From the records, pick out and copy each line containing "diagnosing".

──────── Records to process ────────

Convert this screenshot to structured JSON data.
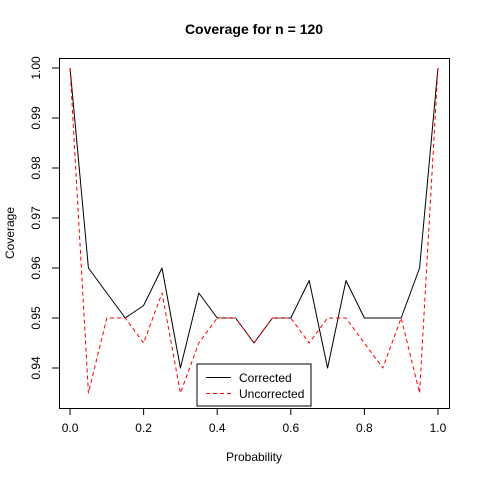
{
  "chart_data": {
    "type": "line",
    "title": "Coverage for n = 120",
    "xlabel": "Probability",
    "ylabel": "Coverage",
    "xlim": [
      -0.03,
      1.03
    ],
    "ylim": [
      0.932,
      1.002
    ],
    "x_ticks": [
      0.0,
      0.2,
      0.4,
      0.6,
      0.8,
      1.0
    ],
    "x_tick_labels": [
      "0.0",
      "0.2",
      "0.4",
      "0.6",
      "0.8",
      "1.0"
    ],
    "y_ticks": [
      0.94,
      0.95,
      0.96,
      0.97,
      0.98,
      0.99,
      1.0
    ],
    "y_tick_labels": [
      "0.94",
      "0.95",
      "0.96",
      "0.97",
      "0.98",
      "0.99",
      "1.00"
    ],
    "grid": false,
    "legend_position": "bottom-center",
    "x": [
      0.0,
      0.05,
      0.1,
      0.15,
      0.2,
      0.25,
      0.3,
      0.35,
      0.4,
      0.45,
      0.5,
      0.55,
      0.6,
      0.65,
      0.7,
      0.75,
      0.8,
      0.85,
      0.9,
      0.95,
      1.0
    ],
    "series": [
      {
        "name": "Corrected",
        "color": "#000000",
        "line_style": "solid",
        "values": [
          1.0,
          0.96,
          0.955,
          0.95,
          0.9525,
          0.96,
          0.94,
          0.955,
          0.95,
          0.95,
          0.945,
          0.95,
          0.95,
          0.9575,
          0.94,
          0.9575,
          0.95,
          0.95,
          0.95,
          0.96,
          1.0
        ]
      },
      {
        "name": "Uncorrected",
        "color": "#ff0000",
        "line_style": "dashed",
        "values": [
          1.0,
          0.935,
          0.95,
          0.95,
          0.945,
          0.955,
          0.935,
          0.945,
          0.95,
          0.95,
          0.945,
          0.95,
          0.95,
          0.945,
          0.95,
          0.95,
          0.945,
          0.94,
          0.95,
          0.935,
          1.0
        ]
      }
    ]
  }
}
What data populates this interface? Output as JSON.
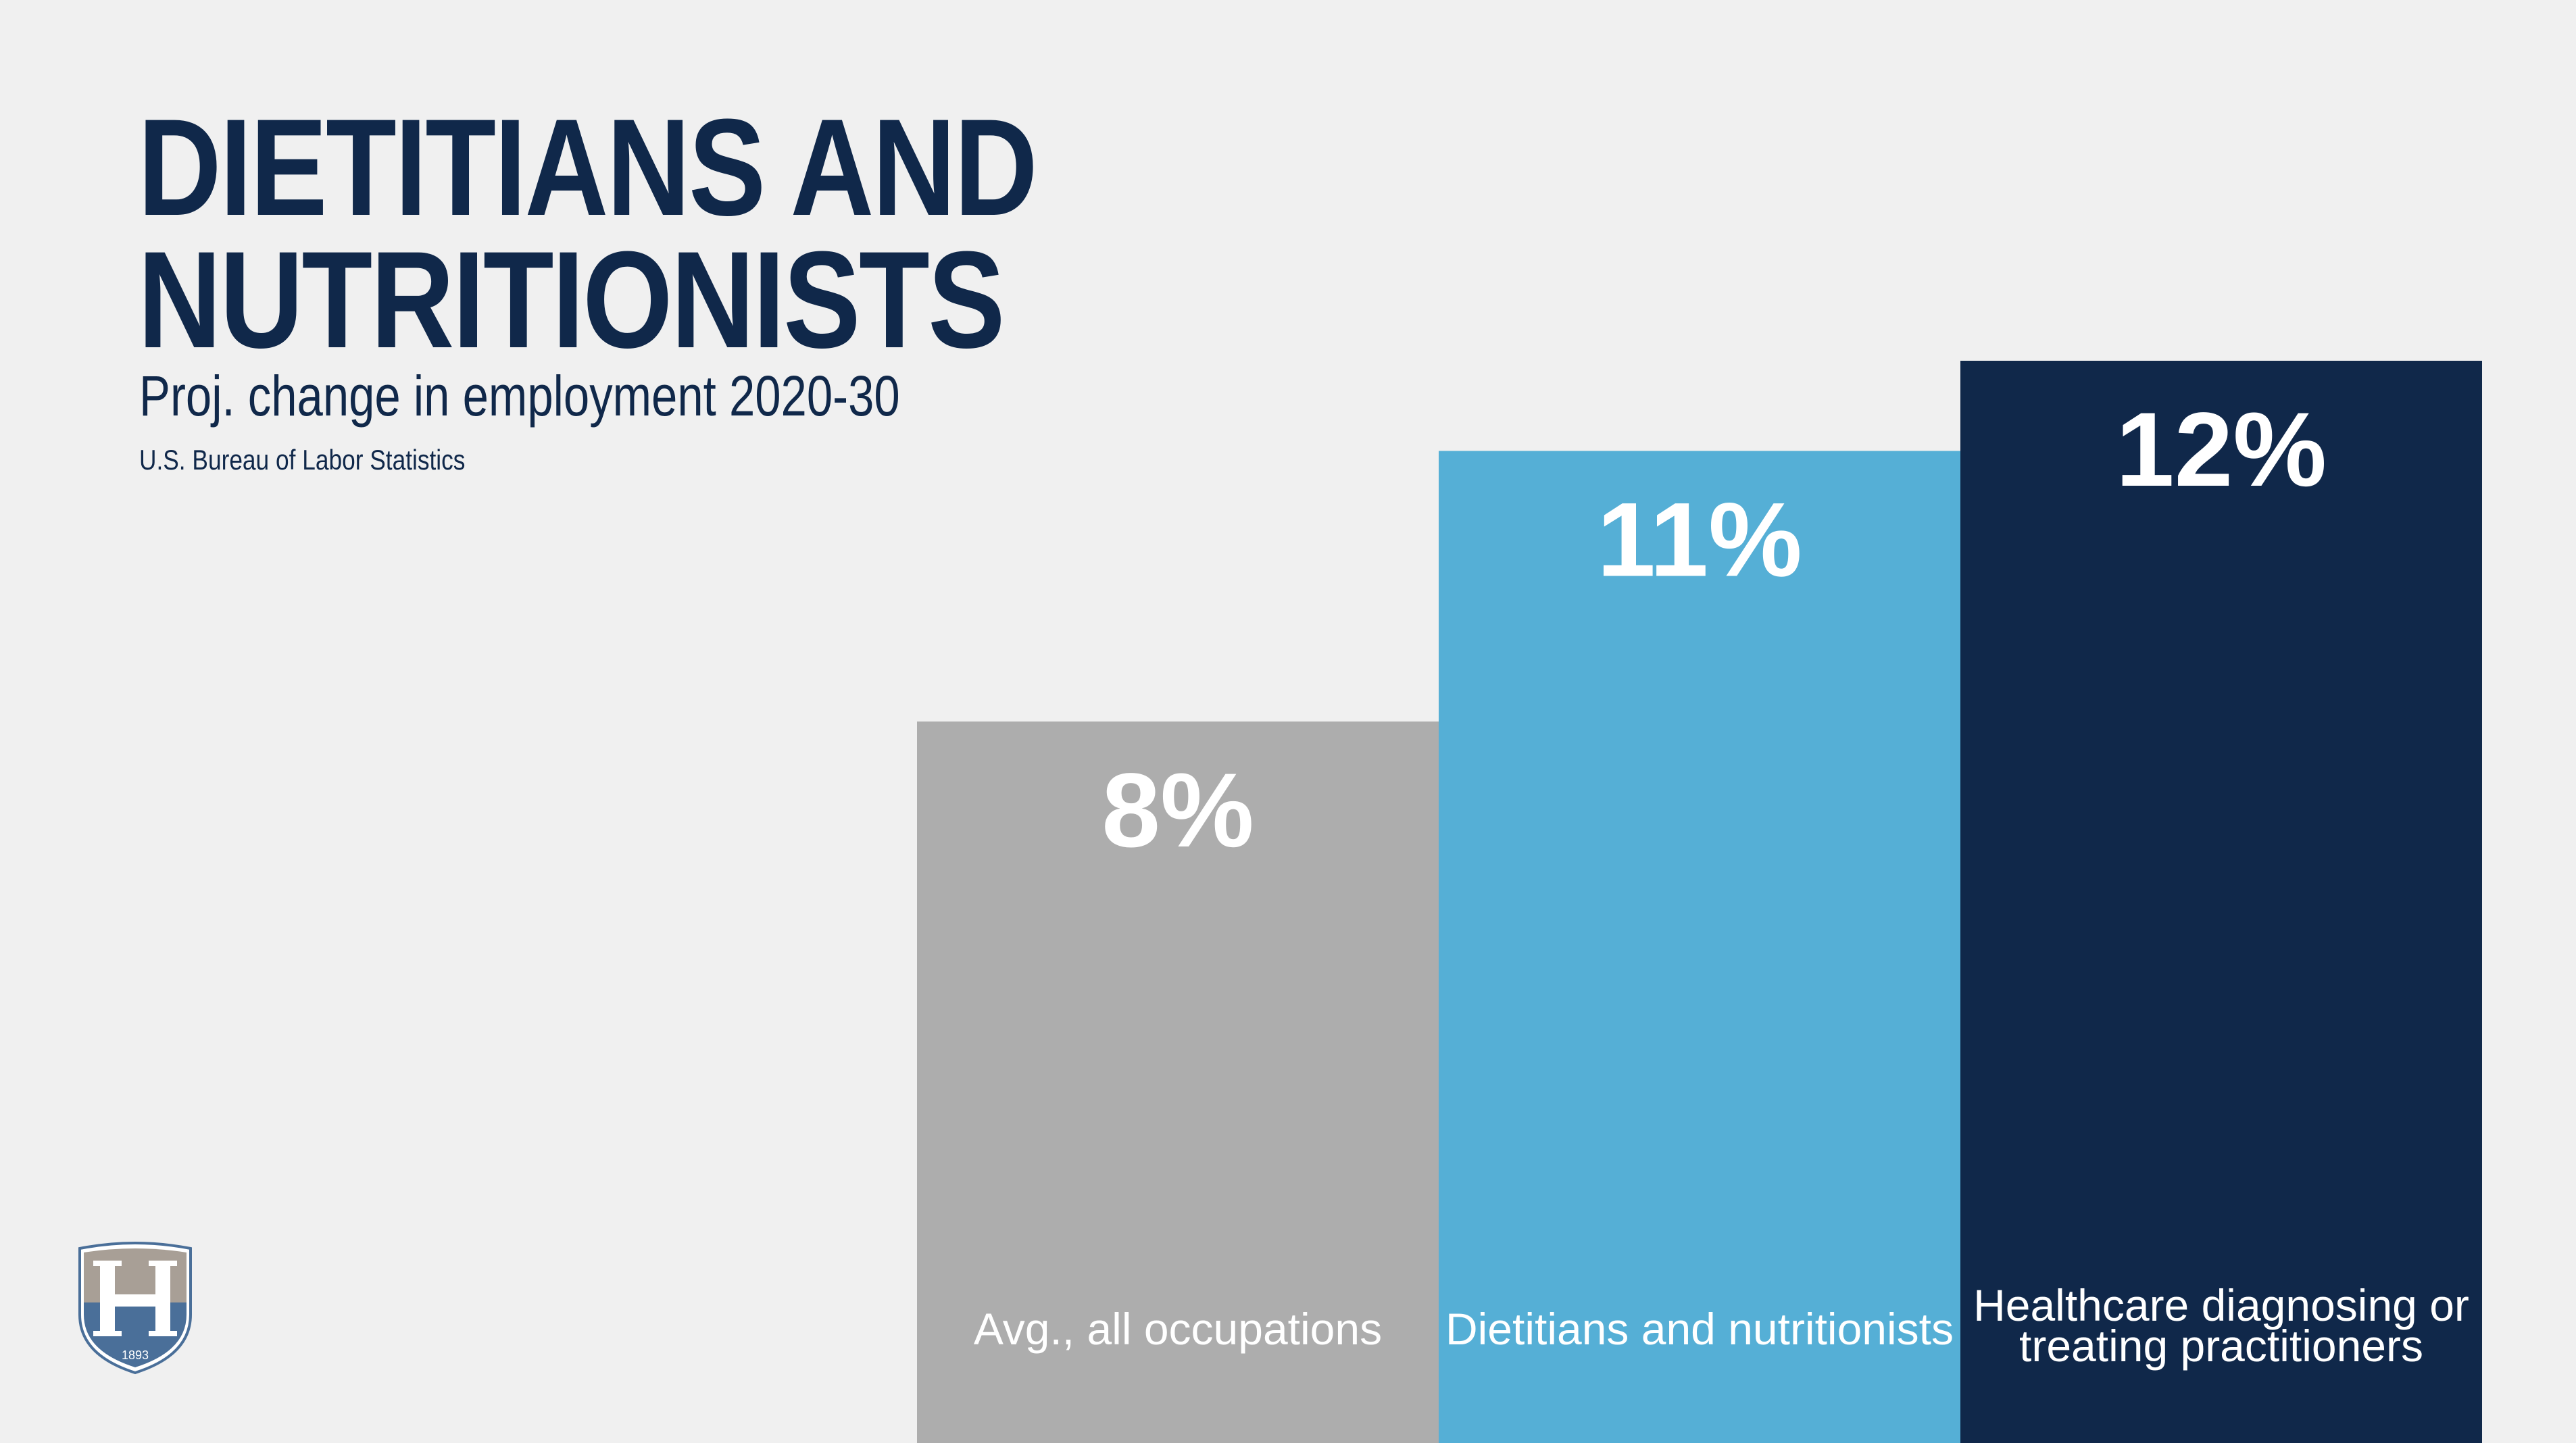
{
  "header": {
    "title_line1": "DIETITIANS AND",
    "title_line2": "NUTRITIONISTS",
    "subtitle": "Proj. change in employment 2020-30",
    "source": "U.S. Bureau of Labor Statistics"
  },
  "logo": {
    "icon": "university-shield-logo",
    "text": "1893"
  },
  "colors": {
    "background": "#f0f0f0",
    "title": "#10284a",
    "bar_avg": "#adadad",
    "bar_dietitians": "#55afd6",
    "bar_healthcare": "#10284a"
  },
  "chart_data": {
    "type": "bar",
    "title": "DIETITIANS AND NUTRITIONISTS",
    "subtitle": "Proj. change in employment 2020-30",
    "categories": [
      "Avg., all occupations",
      "Dietitians and nutritionists",
      "Healthcare diagnosing or treating practitioners"
    ],
    "category_lines": [
      [
        "Avg., all occupations"
      ],
      [
        "Dietitians and nutritionists"
      ],
      [
        "Healthcare diagnosing or",
        "treating practitioners"
      ]
    ],
    "values": [
      8,
      11,
      12
    ],
    "value_labels": [
      "8%",
      "11%",
      "12%"
    ],
    "bar_colors": [
      "#adadad",
      "#55afd6",
      "#10284a"
    ],
    "unit": "%",
    "ylim": [
      0,
      14
    ],
    "grid": false,
    "legend": "none"
  }
}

────────

## Expected output
      "Healthcare diagnosing or treating practitioners"
        "Healthcare diagnosing or",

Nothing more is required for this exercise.